Given problem: Copy every record below exactly as written, but leave out the pictures.

Information supplied:
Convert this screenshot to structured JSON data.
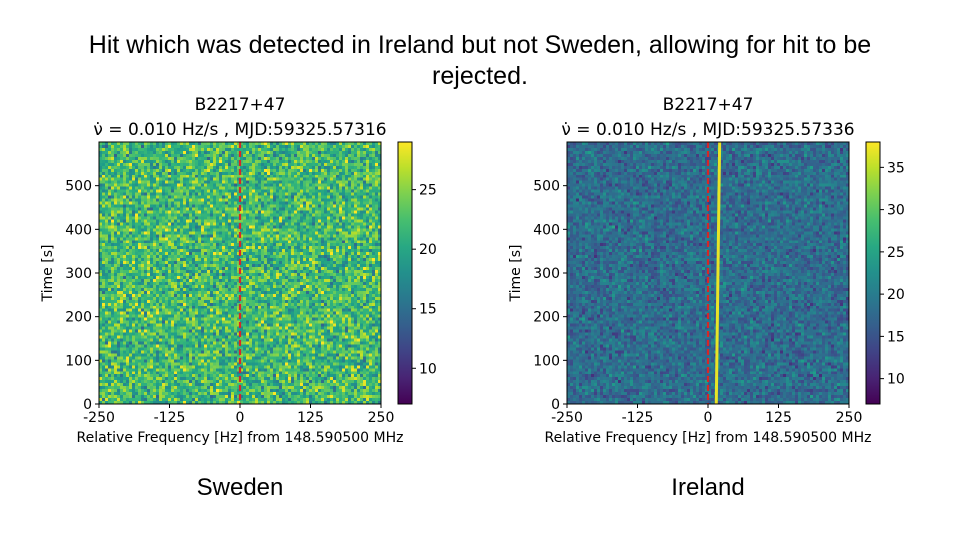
{
  "slide": {
    "title": "Hit which was detected in Ireland but not Sweden, allowing for hit to be rejected."
  },
  "chart_data": [
    {
      "type": "heatmap",
      "title": "B2217+47",
      "subtitle": "ν̇ = 0.010 Hz/s , MJD:59325.57316",
      "xlabel": "Relative Frequency [Hz] from 148.590500 MHz",
      "ylabel": "Time [s]",
      "xlim": [
        -250,
        250
      ],
      "ylim": [
        0,
        600
      ],
      "x_ticks": [
        -250,
        -125,
        0,
        125,
        250
      ],
      "x_tick_labels": [
        "-250",
        "-125",
        "0",
        "125",
        "250"
      ],
      "y_ticks": [
        0,
        100,
        200,
        300,
        400,
        500
      ],
      "y_tick_labels": [
        "0",
        "100",
        "200",
        "300",
        "400",
        "500"
      ],
      "colormap": "viridis",
      "color_range": [
        7,
        29
      ],
      "colorbar_ticks": [
        10,
        15,
        20,
        25
      ],
      "colorbar_tick_labels": [
        "10",
        "15",
        "20",
        "25"
      ],
      "noise_mean": 22,
      "noise_spread": 3,
      "hit_marker": {
        "x": 0,
        "color": "#d62728",
        "style": "dashed"
      },
      "signal": null,
      "caption": "Sweden"
    },
    {
      "type": "heatmap",
      "title": "B2217+47",
      "subtitle": "ν̇ = 0.010 Hz/s , MJD:59325.57336",
      "xlabel": "Relative Frequency [Hz] from 148.590500 MHz",
      "ylabel": "Time [s]",
      "xlim": [
        -250,
        250
      ],
      "ylim": [
        0,
        600
      ],
      "x_ticks": [
        -250,
        -125,
        0,
        125,
        250
      ],
      "x_tick_labels": [
        "-250",
        "-125",
        "0",
        "125",
        "250"
      ],
      "y_ticks": [
        0,
        100,
        200,
        300,
        400,
        500
      ],
      "y_tick_labels": [
        "0",
        "100",
        "200",
        "300",
        "400",
        "500"
      ],
      "colormap": "viridis",
      "color_range": [
        7,
        38
      ],
      "colorbar_ticks": [
        10,
        15,
        20,
        25,
        30,
        35
      ],
      "colorbar_tick_labels": [
        "10",
        "15",
        "20",
        "25",
        "30",
        "35"
      ],
      "noise_mean": 18,
      "noise_spread": 2.5,
      "hit_marker": {
        "x": 0,
        "color": "#d62728",
        "style": "dashed"
      },
      "signal": {
        "x_start": 12,
        "x_end": 18,
        "value": 37
      },
      "caption": "Ireland"
    }
  ]
}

Solution for this task:
Convert this screenshot to structured JSON data.
{
  "slide": {
    "title": "Hit which was detected in Ireland but not Sweden, allowing for hit to be rejected."
  },
  "chart_data": [
    {
      "type": "heatmap",
      "title": "B2217+47",
      "subtitle": "ν̇ = 0.010 Hz/s , MJD:59325.57316",
      "xlabel": "Relative Frequency [Hz] from 148.590500 MHz",
      "ylabel": "Time [s]",
      "xlim": [
        -250,
        250
      ],
      "ylim": [
        0,
        600
      ],
      "x_ticks": [
        -250,
        -125,
        0,
        125,
        250
      ],
      "x_tick_labels": [
        "-250",
        "-125",
        "0",
        "125",
        "250"
      ],
      "y_ticks": [
        0,
        100,
        200,
        300,
        400,
        500
      ],
      "y_tick_labels": [
        "0",
        "100",
        "200",
        "300",
        "400",
        "500"
      ],
      "colormap": "viridis",
      "color_range": [
        7,
        29
      ],
      "colorbar_ticks": [
        10,
        15,
        20,
        25
      ],
      "colorbar_tick_labels": [
        "10",
        "15",
        "20",
        "25"
      ],
      "noise_mean": 22,
      "noise_spread": 3,
      "hit_marker": {
        "x": 0,
        "color": "#d62728",
        "style": "dashed"
      },
      "signal": null,
      "caption": "Sweden"
    },
    {
      "type": "heatmap",
      "title": "B2217+47",
      "subtitle": "ν̇ = 0.010 Hz/s , MJD:59325.57336",
      "xlabel": "Relative Frequency [Hz] from 148.590500 MHz",
      "ylabel": "Time [s]",
      "xlim": [
        -250,
        250
      ],
      "ylim": [
        0,
        600
      ],
      "x_ticks": [
        -250,
        -125,
        0,
        125,
        250
      ],
      "x_tick_labels": [
        "-250",
        "-125",
        "0",
        "125",
        "250"
      ],
      "y_ticks": [
        0,
        100,
        200,
        300,
        400,
        500
      ],
      "y_tick_labels": [
        "0",
        "100",
        "200",
        "300",
        "400",
        "500"
      ],
      "colormap": "viridis",
      "color_range": [
        7,
        38
      ],
      "colorbar_ticks": [
        10,
        15,
        20,
        25,
        30,
        35
      ],
      "colorbar_tick_labels": [
        "10",
        "15",
        "20",
        "25",
        "30",
        "35"
      ],
      "noise_mean": 18,
      "noise_spread": 2.5,
      "hit_marker": {
        "x": 0,
        "color": "#d62728",
        "style": "dashed"
      },
      "signal": {
        "x_start": 12,
        "x_end": 18,
        "value": 37
      },
      "caption": "Ireland"
    }
  ]
}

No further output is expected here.